- [EXERCISE] Read the lines below. Copy out any that hold the string "benennen".

--- begin ---

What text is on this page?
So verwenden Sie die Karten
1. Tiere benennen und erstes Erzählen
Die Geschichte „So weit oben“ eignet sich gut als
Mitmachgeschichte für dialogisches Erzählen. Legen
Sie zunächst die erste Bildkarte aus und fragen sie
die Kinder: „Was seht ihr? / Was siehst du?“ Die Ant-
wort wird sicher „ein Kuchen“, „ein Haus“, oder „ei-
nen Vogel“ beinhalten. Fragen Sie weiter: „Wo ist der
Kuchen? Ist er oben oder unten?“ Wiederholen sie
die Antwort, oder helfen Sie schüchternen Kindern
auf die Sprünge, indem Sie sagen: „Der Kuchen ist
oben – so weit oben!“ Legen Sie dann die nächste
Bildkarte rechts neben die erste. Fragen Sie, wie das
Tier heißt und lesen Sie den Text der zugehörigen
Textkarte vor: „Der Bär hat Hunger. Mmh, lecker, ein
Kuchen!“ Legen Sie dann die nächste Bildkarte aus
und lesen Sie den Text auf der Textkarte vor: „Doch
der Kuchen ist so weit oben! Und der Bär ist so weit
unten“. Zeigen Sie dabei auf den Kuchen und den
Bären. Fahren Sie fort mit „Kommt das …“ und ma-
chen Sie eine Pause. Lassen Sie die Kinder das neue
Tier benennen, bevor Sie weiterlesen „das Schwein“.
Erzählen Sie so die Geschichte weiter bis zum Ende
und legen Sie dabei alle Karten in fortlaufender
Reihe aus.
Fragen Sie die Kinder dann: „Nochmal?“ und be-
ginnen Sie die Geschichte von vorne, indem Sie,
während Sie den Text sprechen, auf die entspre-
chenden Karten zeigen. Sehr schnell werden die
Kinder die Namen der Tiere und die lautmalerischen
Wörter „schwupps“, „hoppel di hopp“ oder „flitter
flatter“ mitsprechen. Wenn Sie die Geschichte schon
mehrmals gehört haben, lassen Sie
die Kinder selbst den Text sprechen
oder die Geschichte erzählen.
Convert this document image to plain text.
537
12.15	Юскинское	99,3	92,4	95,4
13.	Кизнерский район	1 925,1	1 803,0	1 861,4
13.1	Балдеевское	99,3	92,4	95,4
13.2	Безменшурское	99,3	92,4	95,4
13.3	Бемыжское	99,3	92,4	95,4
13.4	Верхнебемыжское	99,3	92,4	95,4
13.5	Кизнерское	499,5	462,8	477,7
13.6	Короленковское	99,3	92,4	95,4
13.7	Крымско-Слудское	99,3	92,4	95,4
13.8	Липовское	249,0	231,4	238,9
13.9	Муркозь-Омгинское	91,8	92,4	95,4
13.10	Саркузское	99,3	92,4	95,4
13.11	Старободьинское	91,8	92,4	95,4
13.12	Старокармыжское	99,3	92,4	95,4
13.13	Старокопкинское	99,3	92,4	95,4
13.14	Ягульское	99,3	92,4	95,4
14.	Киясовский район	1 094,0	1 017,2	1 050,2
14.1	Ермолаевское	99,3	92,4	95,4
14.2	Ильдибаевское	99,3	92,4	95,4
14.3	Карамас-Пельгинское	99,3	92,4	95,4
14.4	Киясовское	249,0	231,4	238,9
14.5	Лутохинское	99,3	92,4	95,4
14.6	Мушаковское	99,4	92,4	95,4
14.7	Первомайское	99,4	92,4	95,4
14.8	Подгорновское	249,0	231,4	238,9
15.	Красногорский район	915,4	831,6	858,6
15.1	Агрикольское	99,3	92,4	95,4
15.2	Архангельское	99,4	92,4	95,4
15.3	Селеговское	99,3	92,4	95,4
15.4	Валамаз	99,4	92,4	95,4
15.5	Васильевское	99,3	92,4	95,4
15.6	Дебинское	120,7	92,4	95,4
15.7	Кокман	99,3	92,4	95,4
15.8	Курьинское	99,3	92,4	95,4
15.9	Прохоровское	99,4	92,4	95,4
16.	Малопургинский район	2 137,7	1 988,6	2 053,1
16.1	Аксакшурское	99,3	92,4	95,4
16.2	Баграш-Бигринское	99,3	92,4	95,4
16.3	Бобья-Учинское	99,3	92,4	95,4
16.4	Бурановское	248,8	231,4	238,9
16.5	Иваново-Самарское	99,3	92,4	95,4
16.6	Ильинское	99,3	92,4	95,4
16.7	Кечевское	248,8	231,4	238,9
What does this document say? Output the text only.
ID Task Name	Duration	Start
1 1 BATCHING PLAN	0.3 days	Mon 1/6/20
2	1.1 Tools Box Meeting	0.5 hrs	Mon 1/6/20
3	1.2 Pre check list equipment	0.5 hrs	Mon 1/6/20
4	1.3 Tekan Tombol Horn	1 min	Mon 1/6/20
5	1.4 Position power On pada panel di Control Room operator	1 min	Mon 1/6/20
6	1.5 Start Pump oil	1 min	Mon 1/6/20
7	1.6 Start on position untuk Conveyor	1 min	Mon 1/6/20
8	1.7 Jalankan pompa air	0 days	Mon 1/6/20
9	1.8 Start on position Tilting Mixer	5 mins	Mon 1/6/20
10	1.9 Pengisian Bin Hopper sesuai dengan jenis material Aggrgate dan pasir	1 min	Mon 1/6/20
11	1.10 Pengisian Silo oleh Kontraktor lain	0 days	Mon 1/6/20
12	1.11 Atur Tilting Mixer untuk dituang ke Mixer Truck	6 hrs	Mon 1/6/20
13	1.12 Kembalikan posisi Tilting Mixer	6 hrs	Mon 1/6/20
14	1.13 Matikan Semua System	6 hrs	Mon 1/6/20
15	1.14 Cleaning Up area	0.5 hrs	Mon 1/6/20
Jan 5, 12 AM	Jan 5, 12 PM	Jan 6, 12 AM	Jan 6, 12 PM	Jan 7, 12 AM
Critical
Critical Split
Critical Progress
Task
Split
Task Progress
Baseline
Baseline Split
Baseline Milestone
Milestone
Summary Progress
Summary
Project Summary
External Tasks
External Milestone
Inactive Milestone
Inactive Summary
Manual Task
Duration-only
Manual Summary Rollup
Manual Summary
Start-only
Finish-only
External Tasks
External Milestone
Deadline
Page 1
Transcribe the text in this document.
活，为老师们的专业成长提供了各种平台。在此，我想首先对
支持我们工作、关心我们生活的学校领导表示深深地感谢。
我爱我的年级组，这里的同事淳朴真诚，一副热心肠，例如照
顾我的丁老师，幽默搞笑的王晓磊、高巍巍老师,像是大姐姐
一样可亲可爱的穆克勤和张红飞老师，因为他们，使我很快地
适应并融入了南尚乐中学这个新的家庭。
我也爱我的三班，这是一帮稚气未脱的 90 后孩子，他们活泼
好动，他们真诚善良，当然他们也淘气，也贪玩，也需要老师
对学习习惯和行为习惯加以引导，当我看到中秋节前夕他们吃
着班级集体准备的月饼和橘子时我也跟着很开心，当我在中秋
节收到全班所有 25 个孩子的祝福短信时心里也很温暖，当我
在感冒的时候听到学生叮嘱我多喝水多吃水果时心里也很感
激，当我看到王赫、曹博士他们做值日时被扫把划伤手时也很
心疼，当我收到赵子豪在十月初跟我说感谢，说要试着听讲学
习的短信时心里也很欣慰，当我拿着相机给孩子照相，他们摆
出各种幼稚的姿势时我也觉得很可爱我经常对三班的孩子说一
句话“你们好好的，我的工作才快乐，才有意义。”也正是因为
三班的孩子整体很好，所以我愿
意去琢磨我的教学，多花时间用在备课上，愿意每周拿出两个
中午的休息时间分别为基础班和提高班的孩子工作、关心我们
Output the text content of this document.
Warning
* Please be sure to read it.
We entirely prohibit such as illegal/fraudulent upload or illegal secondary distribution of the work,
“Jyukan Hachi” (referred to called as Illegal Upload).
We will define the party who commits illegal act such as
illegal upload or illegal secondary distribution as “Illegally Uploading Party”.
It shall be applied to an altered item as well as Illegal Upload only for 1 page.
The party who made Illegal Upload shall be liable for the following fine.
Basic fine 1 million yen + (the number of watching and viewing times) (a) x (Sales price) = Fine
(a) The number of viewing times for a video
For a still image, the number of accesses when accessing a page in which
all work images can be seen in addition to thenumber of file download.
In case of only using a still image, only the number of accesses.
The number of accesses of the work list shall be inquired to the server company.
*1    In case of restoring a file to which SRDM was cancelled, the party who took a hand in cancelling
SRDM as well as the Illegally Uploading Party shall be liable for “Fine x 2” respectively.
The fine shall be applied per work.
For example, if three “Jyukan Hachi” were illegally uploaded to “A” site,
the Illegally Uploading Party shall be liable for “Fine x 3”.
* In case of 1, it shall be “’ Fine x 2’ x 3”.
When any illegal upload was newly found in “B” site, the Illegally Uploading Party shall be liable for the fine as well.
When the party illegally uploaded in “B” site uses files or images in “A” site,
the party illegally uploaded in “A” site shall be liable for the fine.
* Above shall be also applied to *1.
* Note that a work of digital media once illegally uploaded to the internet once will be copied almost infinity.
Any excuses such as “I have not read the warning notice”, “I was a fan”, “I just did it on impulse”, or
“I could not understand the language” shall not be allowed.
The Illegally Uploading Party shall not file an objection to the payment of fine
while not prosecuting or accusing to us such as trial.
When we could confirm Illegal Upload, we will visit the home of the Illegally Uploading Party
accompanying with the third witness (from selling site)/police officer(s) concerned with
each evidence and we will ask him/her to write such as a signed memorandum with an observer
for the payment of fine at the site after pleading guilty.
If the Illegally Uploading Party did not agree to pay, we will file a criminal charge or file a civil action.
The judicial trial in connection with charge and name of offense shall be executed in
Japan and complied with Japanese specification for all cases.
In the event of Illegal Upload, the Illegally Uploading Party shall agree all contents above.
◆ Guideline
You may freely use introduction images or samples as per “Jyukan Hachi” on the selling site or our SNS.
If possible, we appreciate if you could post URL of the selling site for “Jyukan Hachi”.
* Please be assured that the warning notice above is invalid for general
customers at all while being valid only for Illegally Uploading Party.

--- end ---

- [RESPONSE TO THIS EXERCISE]
1. Tiere benennen und erstes Erzählen
Tier benennen, bevor Sie weiterlesen „das Schwein“.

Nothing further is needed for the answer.